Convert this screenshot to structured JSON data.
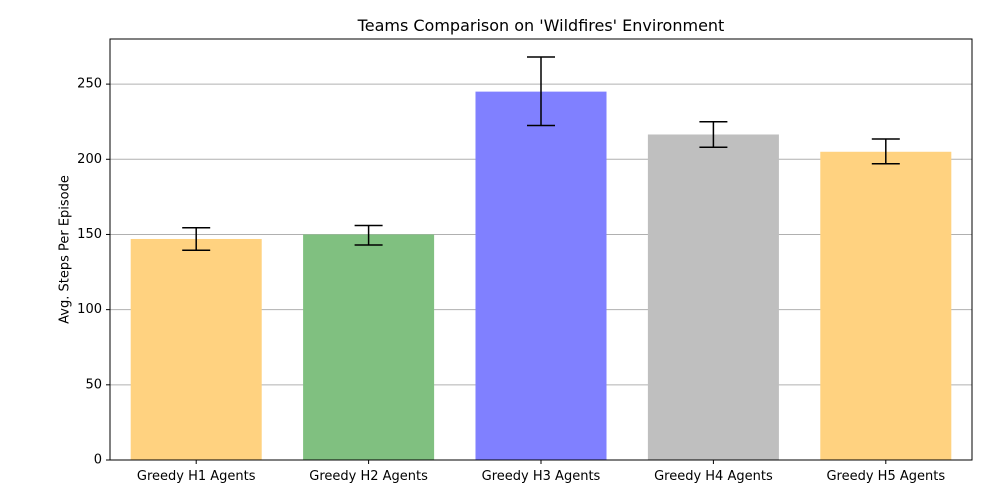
{
  "chart_data": {
    "type": "bar",
    "title": "Teams Comparison on 'Wildfires' Environment",
    "xlabel": "",
    "ylabel": "Avg. Steps Per Episode",
    "categories": [
      "Greedy H1 Agents",
      "Greedy H2 Agents",
      "Greedy H3 Agents",
      "Greedy H4 Agents",
      "Greedy H5 Agents"
    ],
    "values": [
      147,
      150,
      245,
      216.5,
      205
    ],
    "error_low": [
      139.5,
      143,
      222.5,
      208,
      197
    ],
    "error_high": [
      154.5,
      156,
      268,
      225,
      213.5
    ],
    "colors": [
      "#ffd280",
      "#80c080",
      "#8080ff",
      "#bfbfbf",
      "#ffd280"
    ],
    "ylim": [
      0,
      280
    ],
    "yticks": [
      0,
      50,
      100,
      150,
      200,
      250
    ],
    "grid": "horizontal",
    "legend": "none"
  }
}
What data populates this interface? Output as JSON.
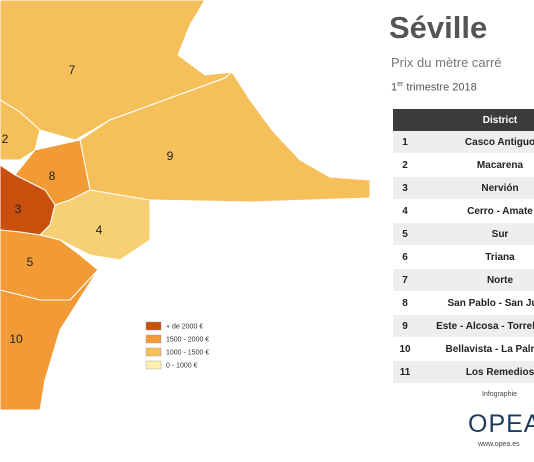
{
  "header": {
    "title": "Séville",
    "subtitle": "Prix du mètre carré",
    "period_number": "1",
    "period_suffix": "er",
    "period_text": "trimestre 2018"
  },
  "map": {
    "districts": [
      {
        "label": "7",
        "color": "#f5c05a"
      },
      {
        "label": "9",
        "color": "#f5c05a"
      },
      {
        "label": "2",
        "color": "#f5c05a"
      },
      {
        "label": "8",
        "color": "#f29a35"
      },
      {
        "label": "3",
        "color": "#c9500c"
      },
      {
        "label": "4",
        "color": "#f7cf74"
      },
      {
        "label": "5",
        "color": "#f29a35"
      },
      {
        "label": "10",
        "color": "#f29a35"
      }
    ]
  },
  "legend": [
    {
      "label": "+ de 2000 €",
      "color": "#c9500c"
    },
    {
      "label": "1500 - 2000 €",
      "color": "#f29a35"
    },
    {
      "label": "1000 - 1500 €",
      "color": "#f5c05a"
    },
    {
      "label": "0 - 1000 €",
      "color": "#fdf0a8"
    }
  ],
  "table": {
    "header": [
      "",
      "District"
    ],
    "rows": [
      [
        "1",
        "Casco Antiguo"
      ],
      [
        "2",
        "Macarena"
      ],
      [
        "3",
        "Nervión"
      ],
      [
        "4",
        "Cerro - Amate"
      ],
      [
        "5",
        "Sur"
      ],
      [
        "6",
        "Triana"
      ],
      [
        "7",
        "Norte"
      ],
      [
        "8",
        "San Pablo - San Justo"
      ],
      [
        "9",
        "Este - Alcosa - Torreblanca"
      ],
      [
        "10",
        "Bellavista - La Palmera"
      ],
      [
        "11",
        "Los Remedios"
      ]
    ]
  },
  "footer": {
    "credit": "Infographie",
    "logo": "OPEA",
    "url": "www.opea.es"
  }
}
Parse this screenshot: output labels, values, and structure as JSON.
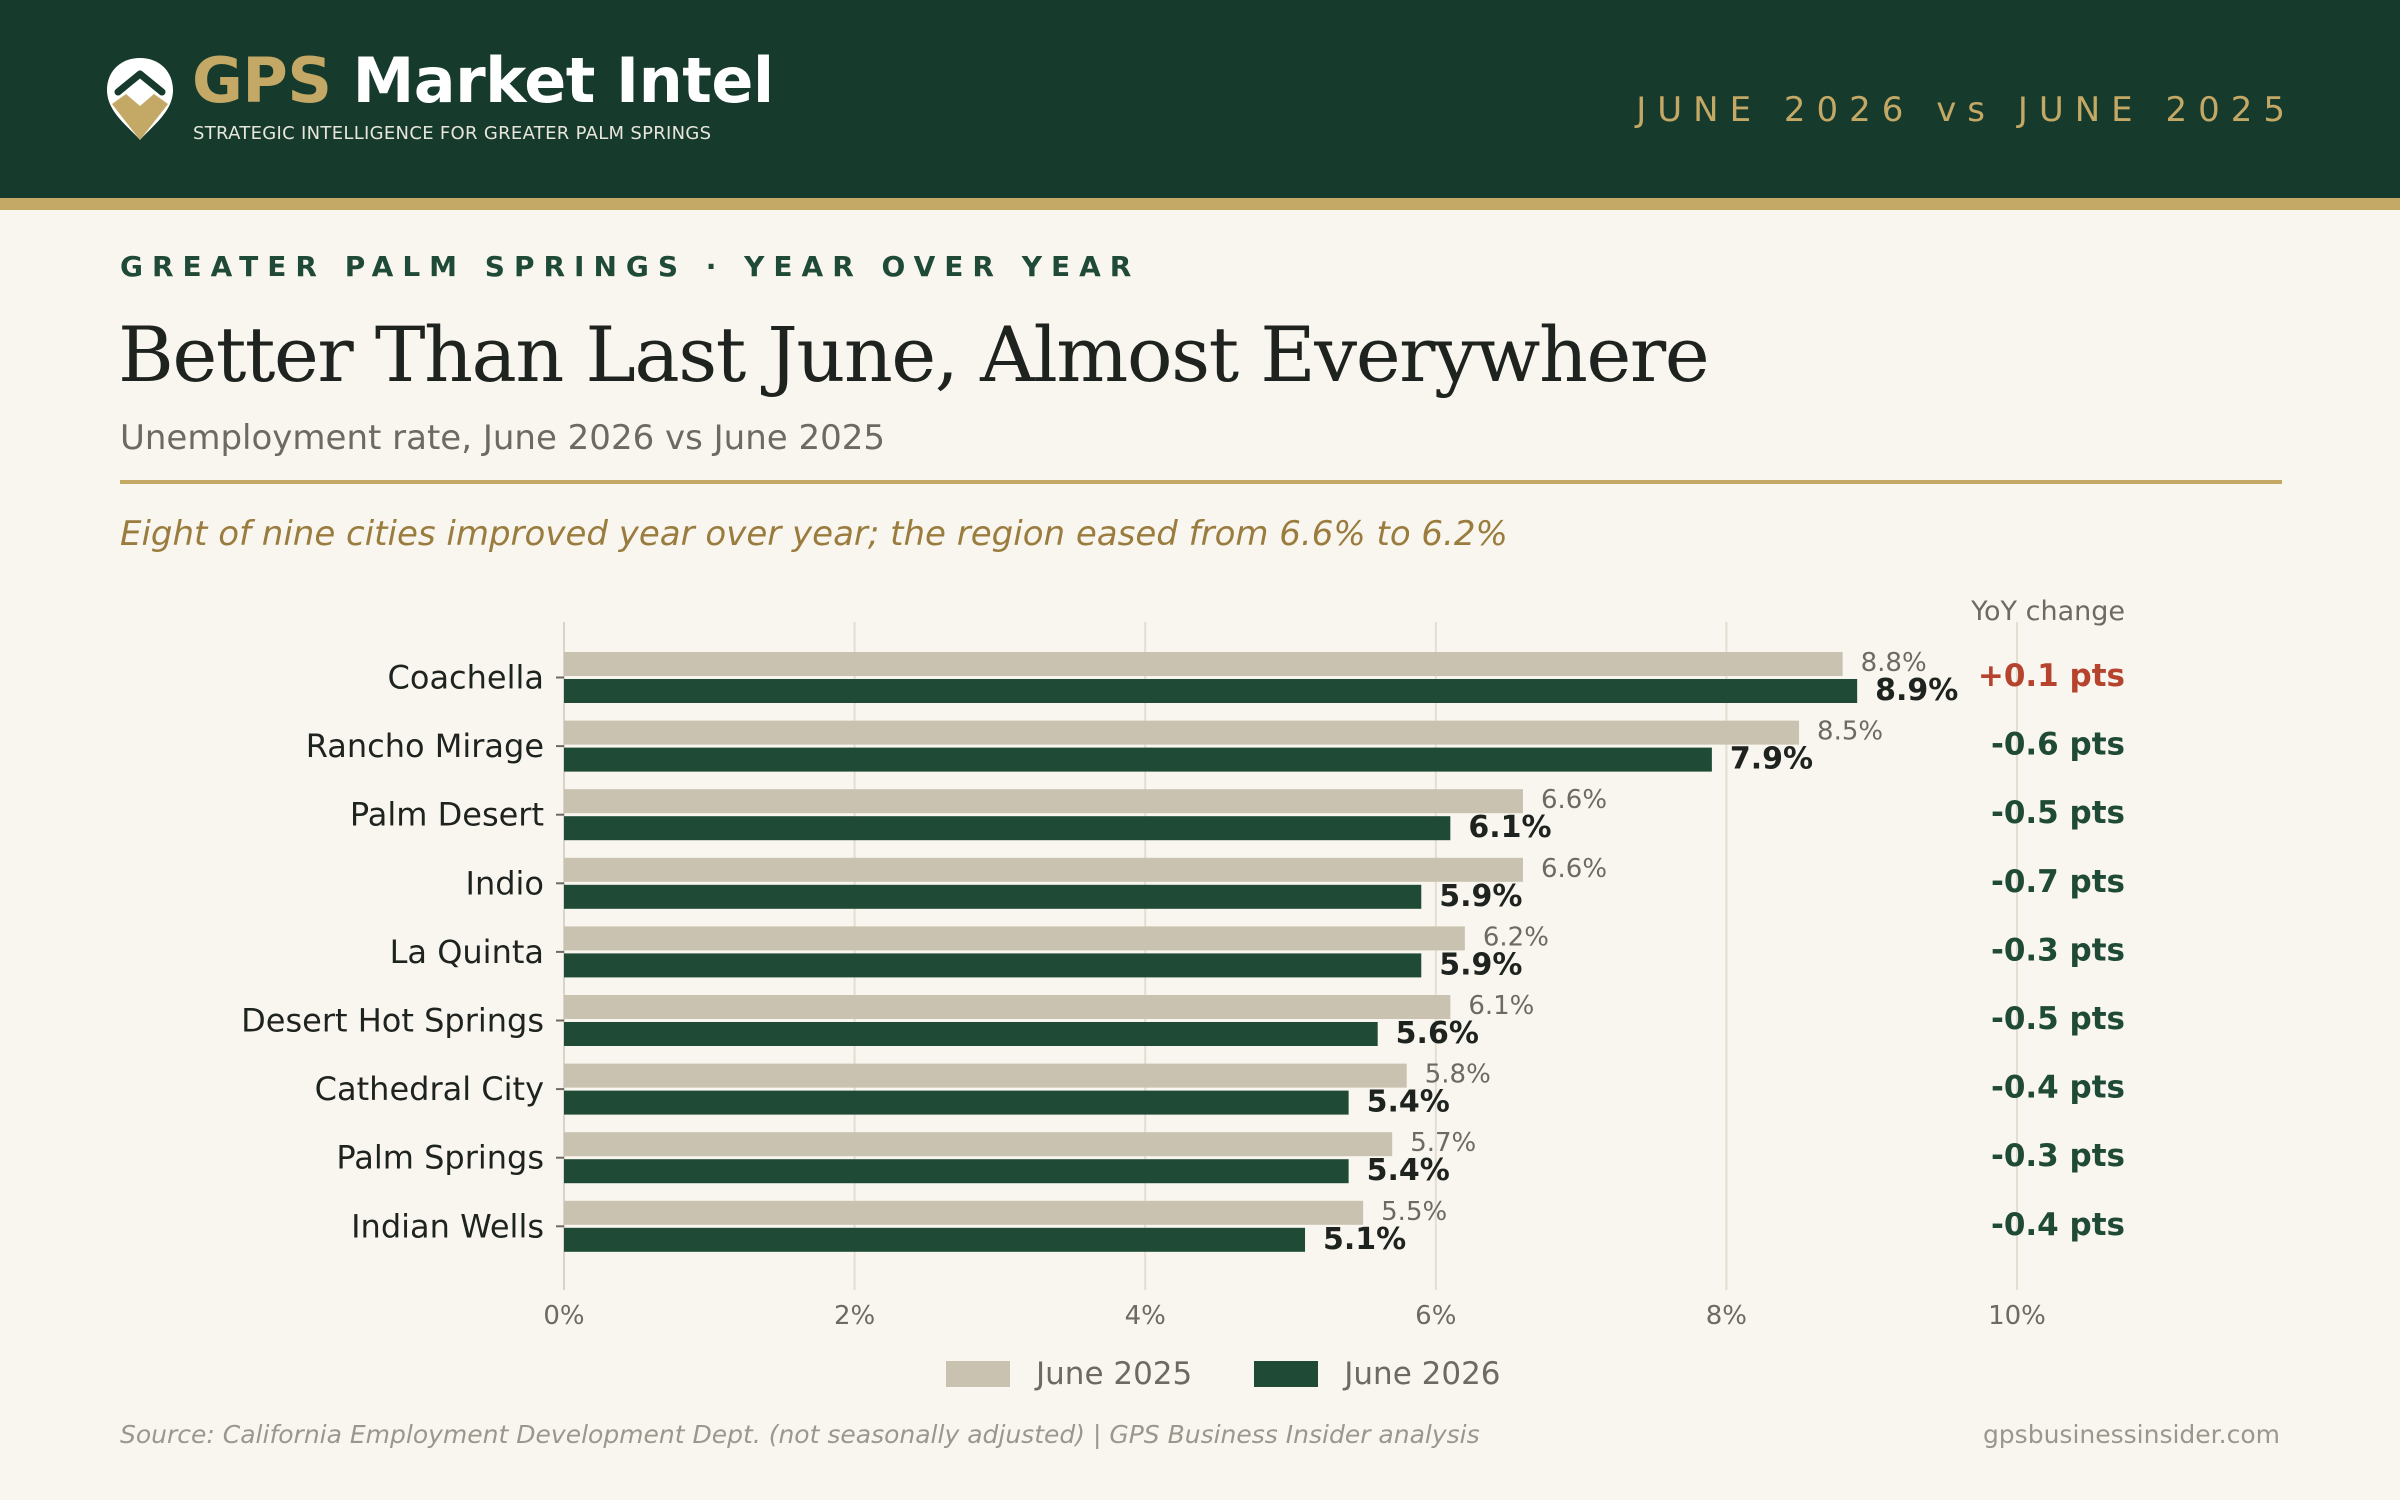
{
  "header": {
    "brand_accent": "GPS",
    "brand_rest": " Market Intel",
    "tagline": "STRATEGIC INTELLIGENCE FOR GREATER PALM SPRINGS",
    "period": "JUNE 2026 vs JUNE 2025"
  },
  "kicker": "GREATER PALM SPRINGS · YEAR OVER YEAR",
  "title": "Better Than Last June, Almost Everywhere",
  "subtitle": "Unemployment rate, June 2026 vs June 2025",
  "insight": "Eight of nine cities improved year over year; the region eased from 6.6% to 6.2%",
  "chart_data": {
    "type": "bar",
    "orientation": "horizontal",
    "categories": [
      "Coachella",
      "Rancho Mirage",
      "Palm Desert",
      "Indio",
      "La Quinta",
      "Desert Hot Springs",
      "Cathedral City",
      "Palm Springs",
      "Indian Wells"
    ],
    "series": [
      {
        "name": "June 2025",
        "color": "#c9c2b0",
        "values": [
          8.8,
          8.5,
          6.6,
          6.6,
          6.2,
          6.1,
          5.8,
          5.7,
          5.5
        ],
        "labels": [
          "8.8%",
          "8.5%",
          "6.6%",
          "6.6%",
          "6.2%",
          "6.1%",
          "5.8%",
          "5.7%",
          "5.5%"
        ]
      },
      {
        "name": "June 2026",
        "color": "#1e4a36",
        "values": [
          8.9,
          7.9,
          6.1,
          5.9,
          5.9,
          5.6,
          5.4,
          5.4,
          5.1
        ],
        "labels": [
          "8.9%",
          "7.9%",
          "6.1%",
          "5.9%",
          "5.9%",
          "5.6%",
          "5.4%",
          "5.4%",
          "5.1%"
        ]
      }
    ],
    "change_header": "YoY change",
    "changes": [
      "+0.1 pts",
      "-0.6 pts",
      "-0.5 pts",
      "-0.7 pts",
      "-0.3 pts",
      "-0.5 pts",
      "-0.4 pts",
      "-0.3 pts",
      "-0.4 pts"
    ],
    "change_colors": {
      "up": "#b5432e",
      "down": "#1e4a36"
    },
    "xlim": [
      0,
      10
    ],
    "xticks": [
      0,
      2,
      4,
      6,
      8,
      10
    ],
    "xtick_labels": [
      "0%",
      "2%",
      "4%",
      "6%",
      "8%",
      "10%"
    ],
    "grid": true,
    "legend": "bottom-center"
  },
  "legend": {
    "items": [
      {
        "label": "June 2025",
        "color": "#c9c2b0"
      },
      {
        "label": "June 2026",
        "color": "#1e4a36"
      }
    ]
  },
  "footer": {
    "source": "Source: California Employment Development Dept. (not seasonally adjusted)  |  GPS Business Insider analysis",
    "site": "gpsbusinessinsider.com"
  }
}
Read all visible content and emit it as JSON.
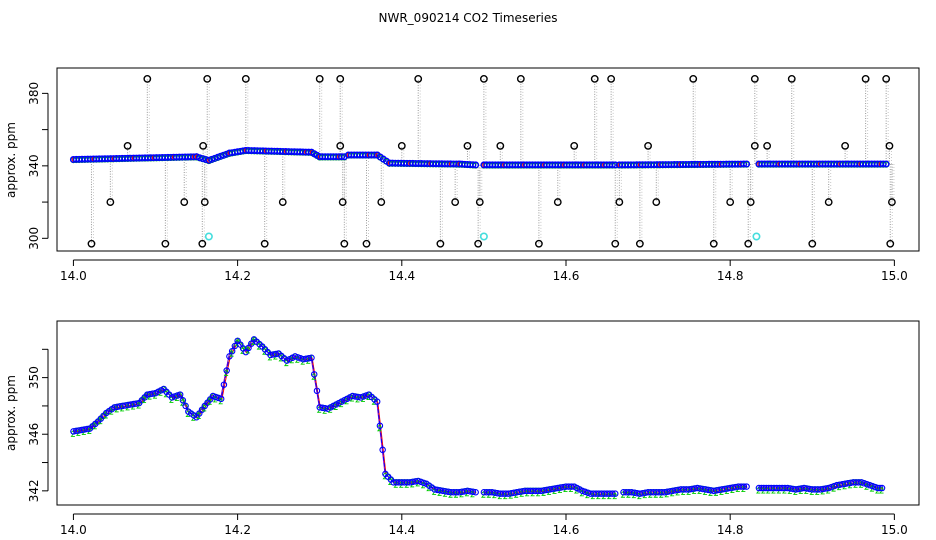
{
  "title": "NWR_090214  CO2 Timeseries",
  "chart_data": [
    {
      "type": "scatter",
      "ylabel": "approx. ppm",
      "xlim": [
        13.98,
        15.03
      ],
      "ylim": [
        293,
        394
      ],
      "x_ticks": [
        14.0,
        14.2,
        14.4,
        14.6,
        14.8,
        15.0
      ],
      "y_ticks": [
        300,
        320,
        340,
        360,
        380
      ],
      "y_tick_labels": [
        "300",
        "",
        "340",
        "",
        "380"
      ],
      "baseline_segments": [
        {
          "x": [
            14.0,
            14.15
          ],
          "y": [
            343.5,
            345.0
          ]
        },
        {
          "x": [
            14.15,
            14.165
          ],
          "y": [
            345.0,
            343.0
          ]
        },
        {
          "x": [
            14.165,
            14.19
          ],
          "y": [
            343.0,
            347.0
          ]
        },
        {
          "x": [
            14.19,
            14.21
          ],
          "y": [
            347.0,
            348.5
          ]
        },
        {
          "x": [
            14.21,
            14.29
          ],
          "y": [
            348.5,
            347.5
          ]
        },
        {
          "x": [
            14.29,
            14.3
          ],
          "y": [
            347.5,
            345.0
          ]
        },
        {
          "x": [
            14.3,
            14.33
          ],
          "y": [
            345.0,
            345.0
          ]
        },
        {
          "x": [
            14.335,
            14.37
          ],
          "y": [
            346.0,
            346.0
          ]
        },
        {
          "x": [
            14.37,
            14.385
          ],
          "y": [
            346.0,
            341.5
          ]
        },
        {
          "x": [
            14.385,
            14.47
          ],
          "y": [
            341.5,
            341.0
          ]
        },
        {
          "x": [
            14.47,
            14.49
          ],
          "y": [
            341.0,
            340.5
          ]
        },
        {
          "x": [
            14.5,
            14.66
          ],
          "y": [
            340.5,
            340.5
          ]
        },
        {
          "x": [
            14.665,
            14.82
          ],
          "y": [
            340.5,
            341.0
          ]
        },
        {
          "x": [
            14.835,
            14.99
          ],
          "y": [
            341.0,
            341.0
          ]
        }
      ],
      "spikes_high_x": [
        14.09,
        14.163,
        14.21,
        14.3,
        14.325,
        14.42,
        14.5,
        14.545,
        14.635,
        14.655,
        14.755,
        14.83,
        14.875,
        14.965,
        14.99
      ],
      "spikes_high_y": 388,
      "spikes_low_x": [
        14.022,
        14.112,
        14.157,
        14.233,
        14.33,
        14.357,
        14.447,
        14.493,
        14.567,
        14.66,
        14.69,
        14.78,
        14.822,
        14.9,
        14.995
      ],
      "spikes_low_y": 297,
      "spikes_mid_x": [
        14.045,
        14.135,
        14.16,
        14.255,
        14.328,
        14.375,
        14.465,
        14.495,
        14.59,
        14.665,
        14.71,
        14.8,
        14.825,
        14.92,
        14.997
      ],
      "spikes_mid_y": 320,
      "spikes_near_x": [
        14.066,
        14.158,
        14.325,
        14.4,
        14.48,
        14.52,
        14.61,
        14.7,
        14.83,
        14.845,
        14.94,
        14.994
      ],
      "spikes_near_y": 351,
      "cyan_points": [
        {
          "x": 14.165,
          "y": 301
        },
        {
          "x": 14.5,
          "y": 301
        },
        {
          "x": 14.832,
          "y": 301
        }
      ]
    },
    {
      "type": "line",
      "ylabel": "approx. ppm",
      "xlim": [
        13.98,
        15.03
      ],
      "ylim": [
        341.0,
        354.0
      ],
      "x_ticks": [
        14.0,
        14.2,
        14.4,
        14.6,
        14.8,
        15.0
      ],
      "y_ticks": [
        342,
        344,
        346,
        348,
        350,
        352
      ],
      "y_tick_labels": [
        "342",
        "",
        "346",
        "",
        "350",
        ""
      ],
      "series": [
        {
          "x": [
            14.0,
            14.01,
            14.02,
            14.03,
            14.04,
            14.05,
            14.06,
            14.07,
            14.08,
            14.09,
            14.1,
            14.11,
            14.12,
            14.13,
            14.14,
            14.15,
            14.16,
            14.17,
            14.18,
            14.19,
            14.2,
            14.21,
            14.22,
            14.23,
            14.24,
            14.25,
            14.26,
            14.27,
            14.28,
            14.29,
            14.3,
            14.31,
            14.32,
            14.33,
            14.34,
            14.35,
            14.36,
            14.37,
            14.38,
            14.39,
            14.4,
            14.41,
            14.42,
            14.43,
            14.44,
            14.45,
            14.46,
            14.47,
            14.48,
            14.49
          ],
          "y": [
            346.2,
            346.3,
            346.4,
            346.9,
            347.5,
            347.9,
            348.0,
            348.1,
            348.2,
            348.8,
            348.9,
            349.2,
            348.6,
            348.8,
            347.6,
            347.2,
            348.0,
            348.7,
            348.5,
            351.5,
            352.6,
            351.8,
            352.7,
            352.2,
            351.6,
            351.7,
            351.2,
            351.5,
            351.3,
            351.4,
            347.9,
            347.8,
            348.1,
            348.4,
            348.7,
            348.6,
            348.8,
            348.3,
            343.2,
            342.6,
            342.6,
            342.6,
            342.7,
            342.5,
            342.1,
            342.0,
            341.9,
            341.9,
            342.0,
            341.9
          ]
        },
        {
          "x": [
            14.5,
            14.51,
            14.52,
            14.53,
            14.54,
            14.55,
            14.56,
            14.57,
            14.58,
            14.59,
            14.6,
            14.61,
            14.62,
            14.63,
            14.64,
            14.65,
            14.66
          ],
          "y": [
            341.9,
            341.9,
            341.8,
            341.8,
            341.9,
            342.0,
            342.0,
            342.0,
            342.1,
            342.2,
            342.3,
            342.3,
            342.0,
            341.8,
            341.8,
            341.8,
            341.8
          ]
        },
        {
          "x": [
            14.67,
            14.68,
            14.69,
            14.7,
            14.71,
            14.72,
            14.73,
            14.74,
            14.75,
            14.76,
            14.77,
            14.78,
            14.79,
            14.8,
            14.81,
            14.82
          ],
          "y": [
            341.9,
            341.9,
            341.8,
            341.9,
            341.9,
            341.9,
            342.0,
            342.1,
            342.1,
            342.2,
            342.1,
            342.0,
            342.1,
            342.2,
            342.3,
            342.3
          ]
        },
        {
          "x": [
            14.835,
            14.85,
            14.86,
            14.87,
            14.88,
            14.89,
            14.9,
            14.91,
            14.92,
            14.93,
            14.94,
            14.95,
            14.96,
            14.97,
            14.98,
            14.985
          ],
          "y": [
            342.2,
            342.2,
            342.2,
            342.2,
            342.1,
            342.2,
            342.1,
            342.1,
            342.2,
            342.4,
            342.5,
            342.6,
            342.6,
            342.4,
            342.2,
            342.2
          ]
        }
      ]
    }
  ],
  "colors": {
    "blue": "#0000ff",
    "green": "#00cc00",
    "red": "#ff0000",
    "purple": "#9900cc",
    "cyan": "#44dddd",
    "gray": "#999999",
    "black": "#000000"
  }
}
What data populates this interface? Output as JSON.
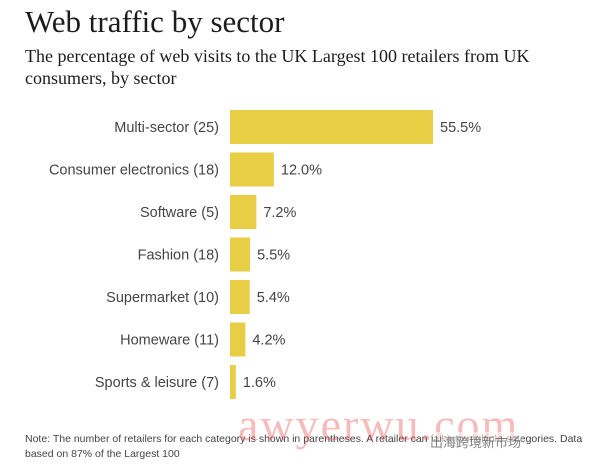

++++++++++

**Set task:** Copy all lines from the entries that contain the word "horizontal".

**Answer for this exercise:**
    "grid": "horizontal",
    "orientation": "horizontal",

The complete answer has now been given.